▼
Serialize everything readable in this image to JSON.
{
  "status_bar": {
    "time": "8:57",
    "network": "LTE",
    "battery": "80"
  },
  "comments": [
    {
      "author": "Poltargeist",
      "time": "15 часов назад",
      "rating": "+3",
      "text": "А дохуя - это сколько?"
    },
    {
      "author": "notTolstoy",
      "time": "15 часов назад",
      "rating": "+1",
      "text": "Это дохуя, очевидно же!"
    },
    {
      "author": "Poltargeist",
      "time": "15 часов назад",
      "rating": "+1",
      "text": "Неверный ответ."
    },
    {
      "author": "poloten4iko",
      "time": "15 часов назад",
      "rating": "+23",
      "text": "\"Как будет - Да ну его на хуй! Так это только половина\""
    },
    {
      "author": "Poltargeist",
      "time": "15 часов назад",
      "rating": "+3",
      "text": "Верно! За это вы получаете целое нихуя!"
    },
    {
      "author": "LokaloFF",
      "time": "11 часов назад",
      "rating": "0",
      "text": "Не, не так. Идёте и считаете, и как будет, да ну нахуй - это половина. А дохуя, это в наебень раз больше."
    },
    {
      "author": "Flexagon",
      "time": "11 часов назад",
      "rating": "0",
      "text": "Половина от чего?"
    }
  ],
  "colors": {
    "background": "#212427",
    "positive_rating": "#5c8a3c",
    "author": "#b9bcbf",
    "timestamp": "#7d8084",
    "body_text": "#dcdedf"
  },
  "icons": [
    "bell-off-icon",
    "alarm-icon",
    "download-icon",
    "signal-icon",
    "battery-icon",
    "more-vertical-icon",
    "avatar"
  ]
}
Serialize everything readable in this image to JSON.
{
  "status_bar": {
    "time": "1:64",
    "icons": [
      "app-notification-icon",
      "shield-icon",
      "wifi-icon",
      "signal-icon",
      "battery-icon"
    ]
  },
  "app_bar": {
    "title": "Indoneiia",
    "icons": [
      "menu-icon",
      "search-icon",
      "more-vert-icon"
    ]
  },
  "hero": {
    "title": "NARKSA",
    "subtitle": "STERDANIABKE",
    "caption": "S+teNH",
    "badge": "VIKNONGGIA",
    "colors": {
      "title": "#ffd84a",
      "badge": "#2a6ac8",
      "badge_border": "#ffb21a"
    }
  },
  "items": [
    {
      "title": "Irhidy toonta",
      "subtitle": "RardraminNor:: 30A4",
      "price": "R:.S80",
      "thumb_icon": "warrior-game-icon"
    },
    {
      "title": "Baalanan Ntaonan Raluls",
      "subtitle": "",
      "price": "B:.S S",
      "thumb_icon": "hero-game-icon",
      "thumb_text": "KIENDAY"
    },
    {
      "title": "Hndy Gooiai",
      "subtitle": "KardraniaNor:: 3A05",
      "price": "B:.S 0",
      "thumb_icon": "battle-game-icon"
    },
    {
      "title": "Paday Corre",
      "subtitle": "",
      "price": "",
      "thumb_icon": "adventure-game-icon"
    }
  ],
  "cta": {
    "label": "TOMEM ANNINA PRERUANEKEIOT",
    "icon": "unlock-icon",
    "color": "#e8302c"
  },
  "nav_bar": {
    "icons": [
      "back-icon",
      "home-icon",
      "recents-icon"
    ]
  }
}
▲
THE PROBLEM → Return all the lines that contain the string "price".

ANSWER FOR THE TASK →
      "price": "R:.S80",
      "price": "B:.S S",
      "price": "B:.S 0",
      "price": "",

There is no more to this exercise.